> Exercise aim: Pick out each line of the listing below that contains the string "Cordillot" and copy those lines in full.

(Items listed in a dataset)
>> BEGIN
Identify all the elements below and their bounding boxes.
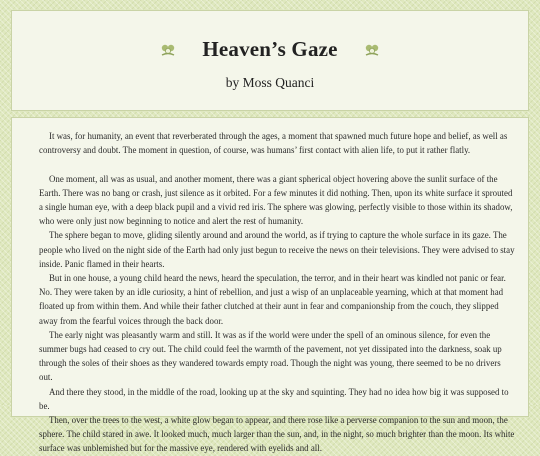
story-body [11, 117, 529, 454]
story-paragraph: Then, over the trees to the west, a white glow began to appear, and there rose like a perverse companion to the sun and moon, the sphere. The child stared in awe. It looked much, much larger than the sun, and, in the night, so much brighter than the moon. Its white surface was unblemished but for the massive eye, rendered with eyelids and all. [39, 415, 515, 454]
story-paragraph: One moment, all was as usual, and another moment, there was a giant spherical object hovering above the sunlit surface of the Earth. There was no bang or crash, just silence as it orbited. For a few minutes it did nothing. Then, upon its white surface it sprouted a single human eye, with a deep black pupil and a vivid red iris. The sphere was glowing, perfectly visible to those within its shadow, who were only just now beginning to notice and alert the rest of humanity. [39, 173, 513, 227]
story-paragraph: It was, for humanity, an event that reverberated through the ages, a moment that spawned much future hope and belief, as well as controversy and doubt. The moment in question, of course, was humans’ first contact with alien life, to put it rather flatly. [39, 131, 508, 156]
story-title: Heaven’s Gaze [202, 37, 338, 61]
story-paragraph: The sphere began to move, gliding silently around and around the world, as if trying to capture the whole surface in its gaze. The people who lived on the night side of the Earth had only just begun to receive the news on their televisions. They were advised to stay inside. Panic flamed in their hearts. [39, 230, 515, 269]
story-paragraph: The early night was pleasantly warm and still. It was as if the world were under the spell of an ominous silence, for even the summer bugs had ceased to cry out. The child could feel the warmth of the pavement, not yet dissipated into the darkness, soak up through the soles of their shoes as they wandered towards empty road. Though the night was young, there seemed to be no drivers out. [39, 329, 502, 383]
story-author: by Moss Quanci [225, 75, 315, 90]
story-paragraph: But in one house, a young child heard the news, heard the speculation, the terror, and in their heart was kindled not panic or fear. No. They were taken by an idle curiosity, a hint of rebellion, and just a wisp of an unplaceable yearning, which at that moment had floated up from within them. And while their father clutched at their aunt in fear and companionship from the couch, they slipped away from the fearful voices through the back door. [39, 273, 506, 326]
title-row [12, 37, 528, 62]
flower-ornament-icon [364, 42, 380, 58]
story-header [11, 10, 529, 111]
story-paragraph: And there they stood, in the middle of the road, looking up at the sky and squinting. They had no idea how big it was supposed to be. [39, 386, 509, 411]
flower-ornament-icon [160, 42, 176, 58]
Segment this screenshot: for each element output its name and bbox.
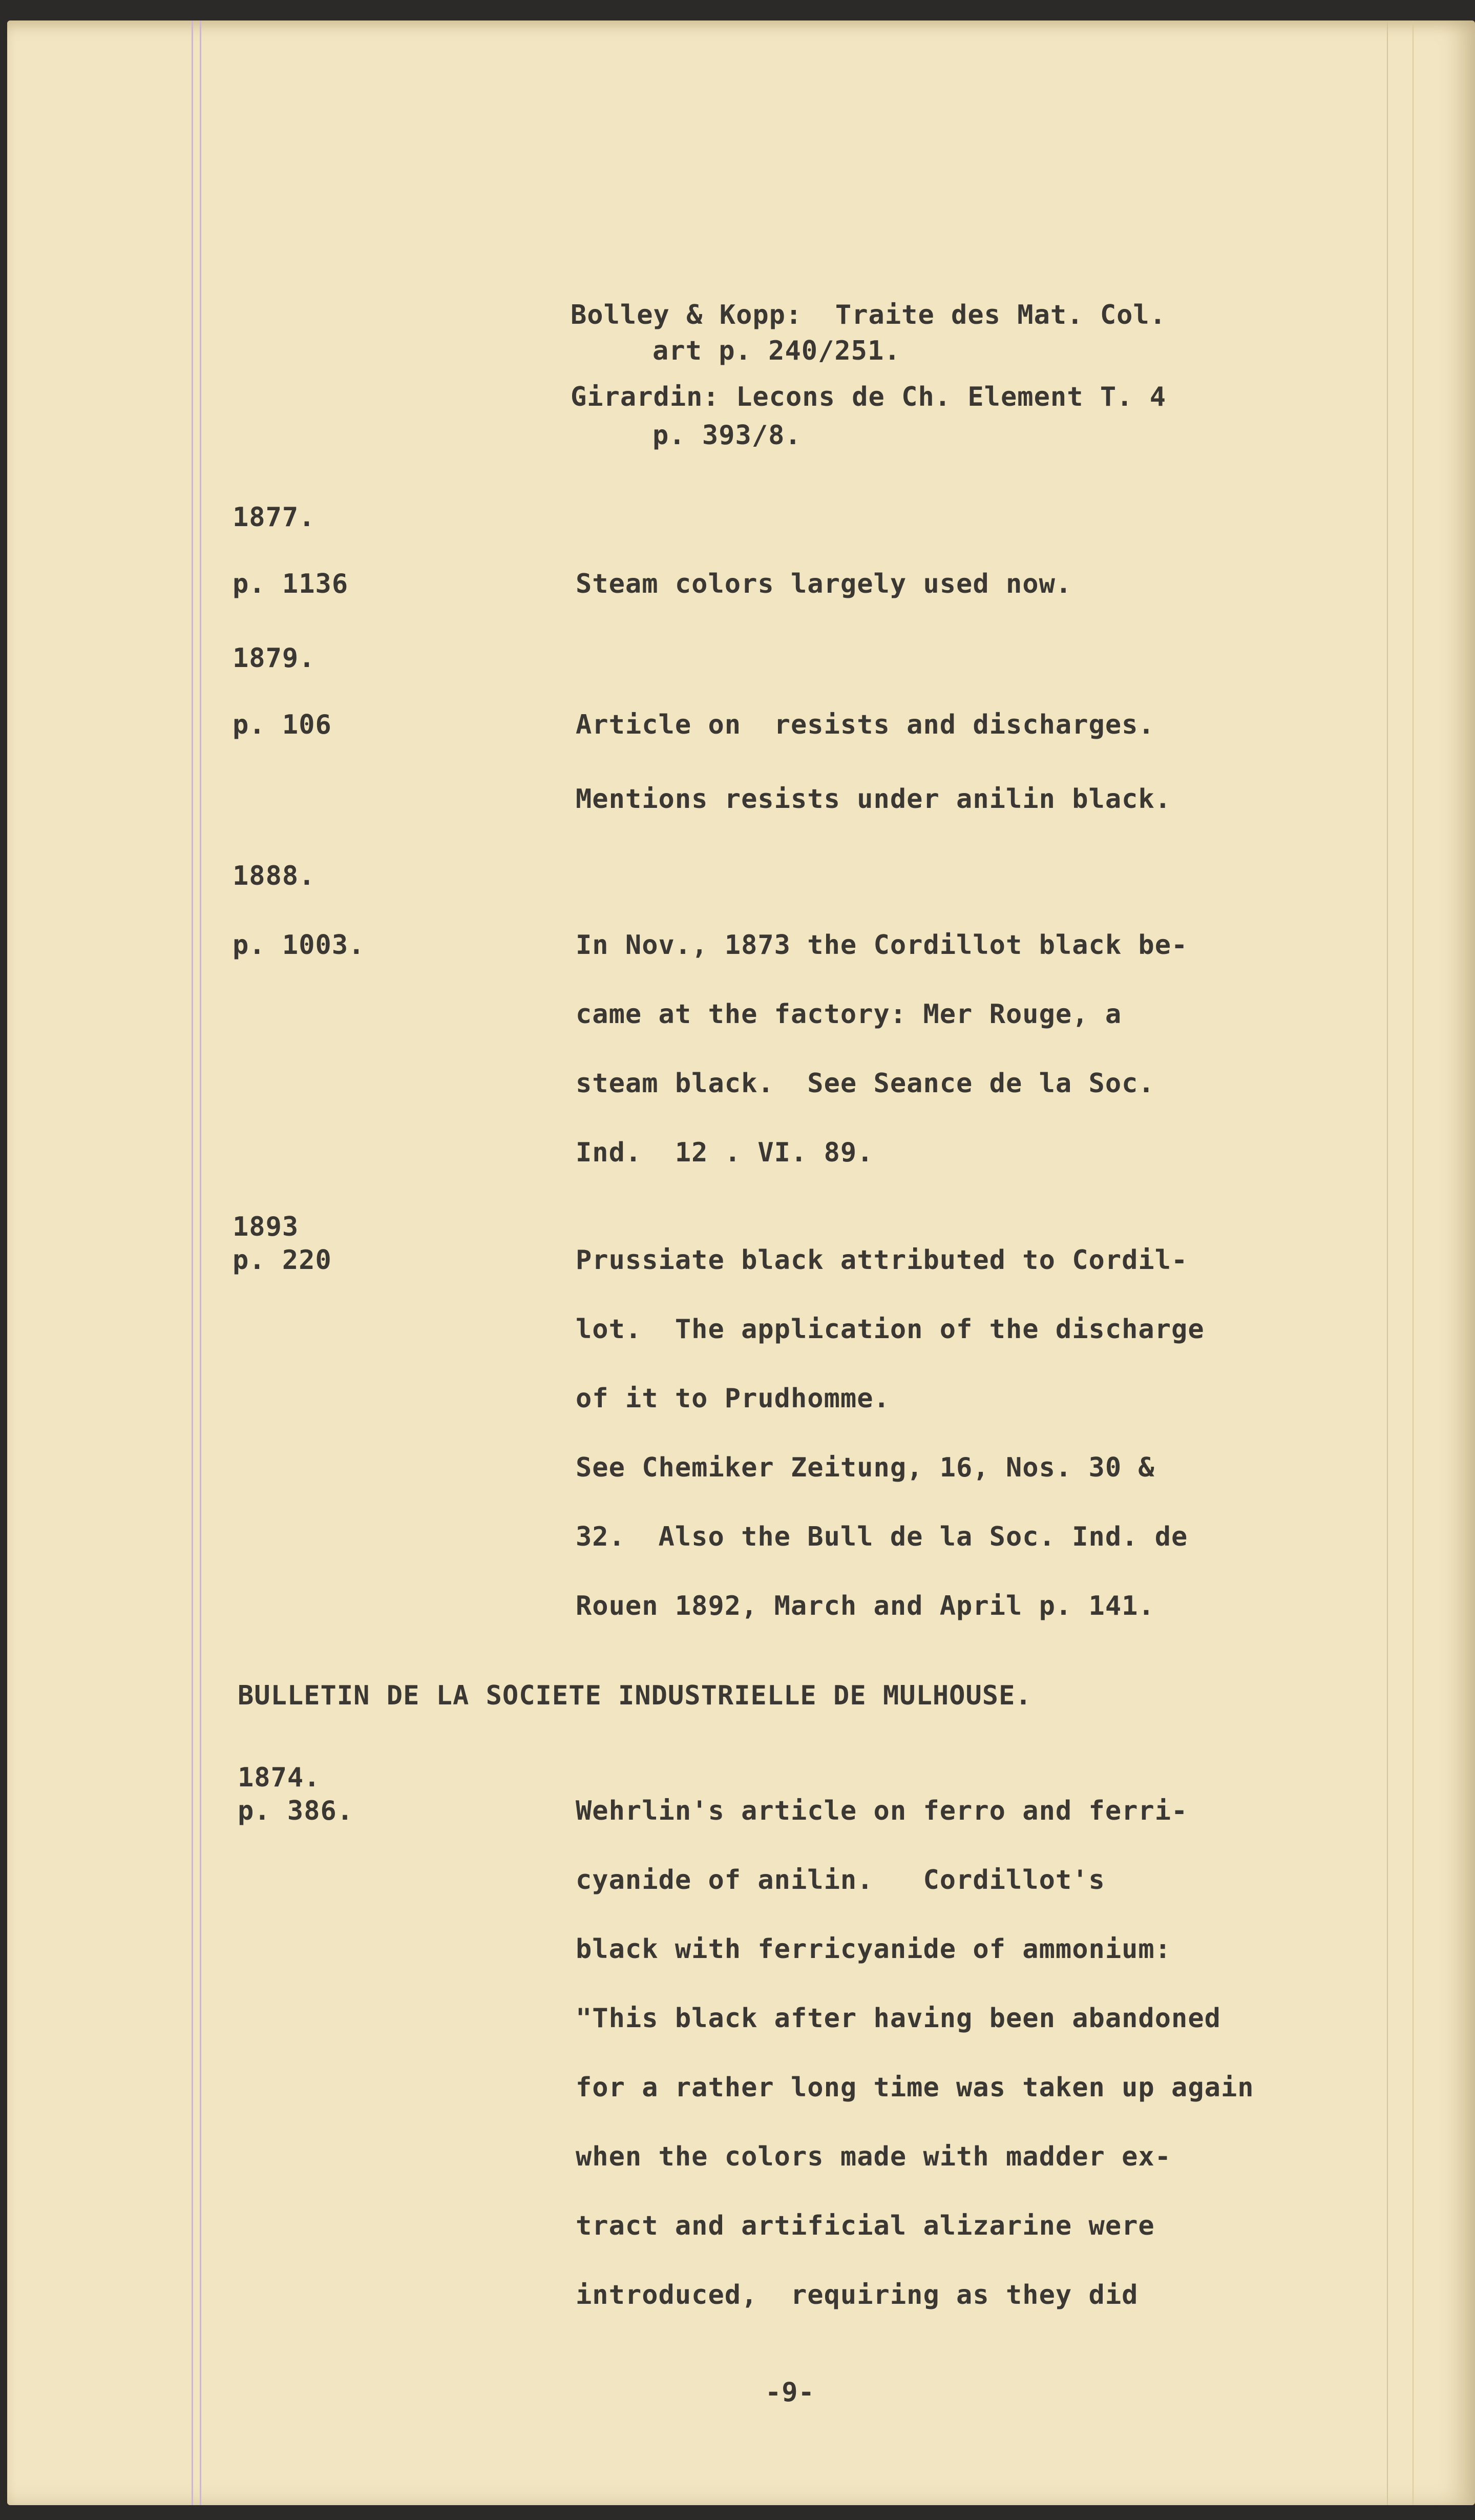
entry-text: Wehrlin's article on ferro and ferri- xyxy=(576,1796,1188,1826)
year-label: 1893 xyxy=(233,1212,299,1242)
typed-page xyxy=(7,20,1475,2505)
entry-text: Prussiate black attributed to Cordil- xyxy=(576,1245,1188,1276)
year-label: 1877. xyxy=(233,502,315,533)
year-label: 1874. xyxy=(238,1762,321,1793)
entry-text: Mentions resists under anilin black. xyxy=(576,784,1172,815)
section-heading: BULLETIN DE LA SOCIETE INDUSTRIELLE DE MULHOUSE. xyxy=(238,1680,1032,1711)
entry-text: tract and artificial alizarine were xyxy=(576,2211,1155,2241)
entry-text: 32. Also the Bull de la Soc. Ind. de xyxy=(576,1522,1188,1552)
entry-text: Steam colors largely used now. xyxy=(576,569,1072,599)
year-label: 1888. xyxy=(233,861,315,891)
page-ref: p. 1003. xyxy=(233,930,365,961)
entry-text: Rouen 1892, March and April p. 141. xyxy=(576,1591,1155,1621)
page-edge-line xyxy=(1413,20,1414,2505)
entry-text: "This black after having been abandoned xyxy=(576,2003,1221,2034)
entry-text: when the colors made with madder ex- xyxy=(576,2141,1172,2172)
entry-text: In Nov., 1873 the Cordillot black be- xyxy=(576,930,1188,961)
entry-text: lot. The application of the discharge xyxy=(576,1314,1205,1345)
reference-line: Bolley & Kopp: Traite des Mat. Col. xyxy=(571,300,1167,330)
reference-line: art p. 240/251. xyxy=(652,336,901,366)
page-ref: p. 1136 xyxy=(233,569,349,599)
entry-text: steam black. See Seance de la Soc. xyxy=(576,1068,1155,1099)
entry-text: Article on resists and discharges. xyxy=(576,710,1155,740)
margin-rule xyxy=(192,20,193,2505)
entry-text: black with ferricyanide of ammonium: xyxy=(576,1934,1172,1965)
page-ref: p. 386. xyxy=(238,1796,354,1826)
reference-line: Girardin: Lecons de Ch. Element T. 4 xyxy=(571,382,1167,412)
entry-text: introduced, requiring as they did xyxy=(576,2280,1139,2310)
margin-rule xyxy=(200,20,201,2505)
entry-text: of it to Prudhomme. xyxy=(576,1383,890,1414)
entry-text: came at the factory: Mer Rouge, a xyxy=(576,999,1122,1030)
page-edge-line xyxy=(1387,20,1388,2505)
entry-text: for a rather long time was taken up again xyxy=(576,2072,1254,2103)
entry-text: Ind. 12 . VI. 89. xyxy=(576,1137,874,1168)
entry-text: cyanide of anilin. Cordillot's xyxy=(576,1865,1105,1896)
year-label: 1879. xyxy=(233,643,315,674)
entry-text: See Chemiker Zeitung, 16, Nos. 30 & xyxy=(576,1452,1155,1483)
page-number: -9- xyxy=(765,2377,815,2408)
page-ref: p. 220 xyxy=(233,1245,332,1276)
reference-line: p. 393/8. xyxy=(652,420,802,451)
page-ref: p. 106 xyxy=(233,710,332,740)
>> END
> Output:
entry-text: In Nov., 1873 the Cordillot black be- xyxy=(576,930,1188,961)
entry-text: cyanide of anilin. Cordillot's xyxy=(576,1865,1105,1896)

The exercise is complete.